■ **EXTRACT PROVIDED**
^^^^^^^^^^^^^^^^

After a stint in space, astronauts’ minds and bodies take some time to readjust to life on Earth. While the human body adapts relatively quickly to a lack of gravity (it takes only a few days), readapting to the pull of Earth’s gravity can take up to several weeks.
The adjustment starts before the astronauts ever land. In space, their blood pressure is equalized throughout their bodies. Their faces have more fluid and their legs have less, causing their faces to look fuller and their legs slimmer. On the ride home, as the astronauts leave orbit and feel Earth’s pull once again, blood rushes from their heads down to their feet, which makes them feel lightheaded.
NASA started studying the various effects of space flight on astronauts early in the space program. One example from the 1960s includes Massachusetts Institute of Technology doctoral candidate Lewis Nashner. Interested in understanding how different sensory and motor systems contribute to balance, Nashner performed NASA-funded research that resulted in a technology that proved useful for assessing the balance of astronauts after coming home from space.

^^^^^^^^^^^^^^^^

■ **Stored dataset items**

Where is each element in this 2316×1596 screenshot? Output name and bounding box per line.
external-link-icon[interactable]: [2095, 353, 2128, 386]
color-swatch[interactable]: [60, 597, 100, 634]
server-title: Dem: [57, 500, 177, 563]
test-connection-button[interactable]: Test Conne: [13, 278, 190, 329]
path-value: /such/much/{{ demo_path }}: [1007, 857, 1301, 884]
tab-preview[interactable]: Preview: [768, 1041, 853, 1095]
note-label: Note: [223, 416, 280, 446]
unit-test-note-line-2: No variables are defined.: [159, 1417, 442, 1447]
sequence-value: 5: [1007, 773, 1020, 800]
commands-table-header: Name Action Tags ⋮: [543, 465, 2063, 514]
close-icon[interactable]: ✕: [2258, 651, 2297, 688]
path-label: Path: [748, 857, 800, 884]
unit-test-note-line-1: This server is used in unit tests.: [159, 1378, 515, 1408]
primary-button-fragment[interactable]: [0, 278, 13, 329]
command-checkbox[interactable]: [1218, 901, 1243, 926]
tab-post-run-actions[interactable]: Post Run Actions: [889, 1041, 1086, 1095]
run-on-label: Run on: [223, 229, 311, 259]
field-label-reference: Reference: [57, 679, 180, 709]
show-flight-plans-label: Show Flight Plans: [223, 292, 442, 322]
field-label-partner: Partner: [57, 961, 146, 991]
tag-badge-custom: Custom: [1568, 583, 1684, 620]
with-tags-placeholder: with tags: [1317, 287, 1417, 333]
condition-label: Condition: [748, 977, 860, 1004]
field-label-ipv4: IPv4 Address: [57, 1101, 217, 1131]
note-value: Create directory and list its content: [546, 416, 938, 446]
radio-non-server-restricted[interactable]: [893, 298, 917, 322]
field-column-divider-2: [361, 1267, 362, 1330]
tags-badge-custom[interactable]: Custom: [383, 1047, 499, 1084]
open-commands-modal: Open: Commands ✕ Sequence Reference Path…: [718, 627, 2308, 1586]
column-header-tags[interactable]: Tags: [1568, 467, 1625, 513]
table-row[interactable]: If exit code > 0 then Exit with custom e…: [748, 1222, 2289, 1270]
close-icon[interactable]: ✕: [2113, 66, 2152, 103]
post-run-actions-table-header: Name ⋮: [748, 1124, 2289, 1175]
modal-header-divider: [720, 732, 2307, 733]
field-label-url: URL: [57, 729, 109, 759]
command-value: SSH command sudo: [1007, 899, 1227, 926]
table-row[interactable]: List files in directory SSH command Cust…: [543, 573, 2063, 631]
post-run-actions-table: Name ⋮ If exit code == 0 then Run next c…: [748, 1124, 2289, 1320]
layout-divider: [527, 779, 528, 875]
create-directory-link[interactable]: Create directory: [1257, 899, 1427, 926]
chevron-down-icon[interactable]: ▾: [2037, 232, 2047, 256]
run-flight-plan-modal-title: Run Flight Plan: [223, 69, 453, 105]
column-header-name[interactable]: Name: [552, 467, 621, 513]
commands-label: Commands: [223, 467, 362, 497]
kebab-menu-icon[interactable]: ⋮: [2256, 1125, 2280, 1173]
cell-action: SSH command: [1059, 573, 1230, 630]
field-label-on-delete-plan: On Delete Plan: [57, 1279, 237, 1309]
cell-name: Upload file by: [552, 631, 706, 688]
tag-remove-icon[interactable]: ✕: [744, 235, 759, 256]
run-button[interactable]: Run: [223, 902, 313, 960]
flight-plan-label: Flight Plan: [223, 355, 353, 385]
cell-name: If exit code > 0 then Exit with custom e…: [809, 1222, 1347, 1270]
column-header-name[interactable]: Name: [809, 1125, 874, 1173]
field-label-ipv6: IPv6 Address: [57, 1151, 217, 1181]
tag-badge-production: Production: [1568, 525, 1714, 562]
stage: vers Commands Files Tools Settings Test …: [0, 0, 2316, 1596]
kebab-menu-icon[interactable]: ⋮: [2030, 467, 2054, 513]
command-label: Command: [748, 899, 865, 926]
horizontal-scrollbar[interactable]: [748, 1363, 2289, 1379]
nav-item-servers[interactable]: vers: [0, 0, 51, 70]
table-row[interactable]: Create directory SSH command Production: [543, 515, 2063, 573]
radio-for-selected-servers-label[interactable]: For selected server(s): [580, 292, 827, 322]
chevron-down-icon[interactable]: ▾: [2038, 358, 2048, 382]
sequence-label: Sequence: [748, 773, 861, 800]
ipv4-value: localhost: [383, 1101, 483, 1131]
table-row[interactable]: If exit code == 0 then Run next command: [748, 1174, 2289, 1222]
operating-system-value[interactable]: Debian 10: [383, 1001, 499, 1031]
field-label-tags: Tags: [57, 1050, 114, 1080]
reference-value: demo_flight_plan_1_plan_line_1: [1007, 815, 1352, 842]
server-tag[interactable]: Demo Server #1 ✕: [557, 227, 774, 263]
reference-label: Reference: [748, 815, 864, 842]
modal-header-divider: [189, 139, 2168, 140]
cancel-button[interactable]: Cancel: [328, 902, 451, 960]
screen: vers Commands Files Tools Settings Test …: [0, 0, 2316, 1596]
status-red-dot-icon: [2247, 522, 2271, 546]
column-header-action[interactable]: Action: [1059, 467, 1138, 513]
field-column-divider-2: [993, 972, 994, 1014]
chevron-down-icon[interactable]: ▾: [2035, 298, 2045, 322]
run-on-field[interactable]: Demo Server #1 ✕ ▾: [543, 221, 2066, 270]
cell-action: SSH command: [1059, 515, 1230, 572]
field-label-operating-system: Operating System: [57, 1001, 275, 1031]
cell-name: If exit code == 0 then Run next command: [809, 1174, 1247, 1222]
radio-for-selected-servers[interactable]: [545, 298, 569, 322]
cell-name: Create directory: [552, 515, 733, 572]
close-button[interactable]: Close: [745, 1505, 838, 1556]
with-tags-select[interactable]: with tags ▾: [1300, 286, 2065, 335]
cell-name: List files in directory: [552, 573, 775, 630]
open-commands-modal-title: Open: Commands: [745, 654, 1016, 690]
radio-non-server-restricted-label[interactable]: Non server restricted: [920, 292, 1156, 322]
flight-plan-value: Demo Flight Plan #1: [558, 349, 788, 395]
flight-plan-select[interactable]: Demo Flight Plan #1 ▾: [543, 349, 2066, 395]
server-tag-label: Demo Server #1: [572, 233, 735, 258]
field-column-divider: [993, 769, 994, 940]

^^^^^^^^^^^^^^^^

■ **STUDY QUESTIONS**
a) Answer these about the passage on astronauts readjusting to Earth, one answer per line:
(i) How long does the human body take to adapt to a lack of gravity?
(ii) What makes astronauts feel lightheaded on the ride home?
(iii) Where was Lewis Nashner a doctoral candidate?
b) Write out the passage on astronauts readjusting to Earth from "NASA started studying" to "home from space.", switching "balance" to "stability".
c) Proceed with the passage on astronauts readjusting to Earth's gravity, starting after its last sentence.
The records are separate material and are not part of the passage on astronauts.

■ **REPLIES**
a)
(i) Only a few days.
(ii) Blood rushes from their heads down to their feet as they leave orbit and feel Earth's pull again.
(iii) Massachusetts Institute of Technology.

b)
NASA started studying the various effects of space flight on astronauts early in the space program. One example from the 1960s includes Massachusetts Institute of Technology doctoral candidate Lewis Nashner. Interested in understanding how different sensory and motor systems contribute to stability, Nashner performed NASA-funded research that resulted in a technology that proved useful for assessing the stability of astronauts after coming home from space.

c)
The technology incorporated a technique developed by Nashner called computerized dynamic posturography (CDP). His first device incorporating CDP was the EquiTest. This technology altered the surface that a person stood on as well as the visual surroundings, and then measured the responses and provided assessments of the person’s postural alignment and stability. His second device used the same CDP technique, but incorporated a screen that provided feedback about balance to the person using the machine. Called the Balance Master, it could not only diagnose but also help to train individuals with balance disorders.
After founding a company called NeuroCom (Spinoff 1996 and 2009), Nashner started offering the two systems for balance analysis and therapy to benefit individuals other than astronauts—including people suffering from vertigo, dizziness, the effects of a fall, or other balance problems.
In 1997, a physical therapist and athletic trainer named Dan Goldstein learned about the Balance Master and purchased one for his business. “In my physical therapy practice, I work with a lot of orthopedic and sports injuries,” says Goldstein. “I was unable to rehabilitate the balance deficits for these patients, so I obtained the NeuroCom technology.”
In addition to helping the patients in his physical therapy practice, Goldstein says he also realized he could help another group of people—golfers. “It is important for golfers to learn what proper balance feels like in order to achieve a consistent golf swing,” he says.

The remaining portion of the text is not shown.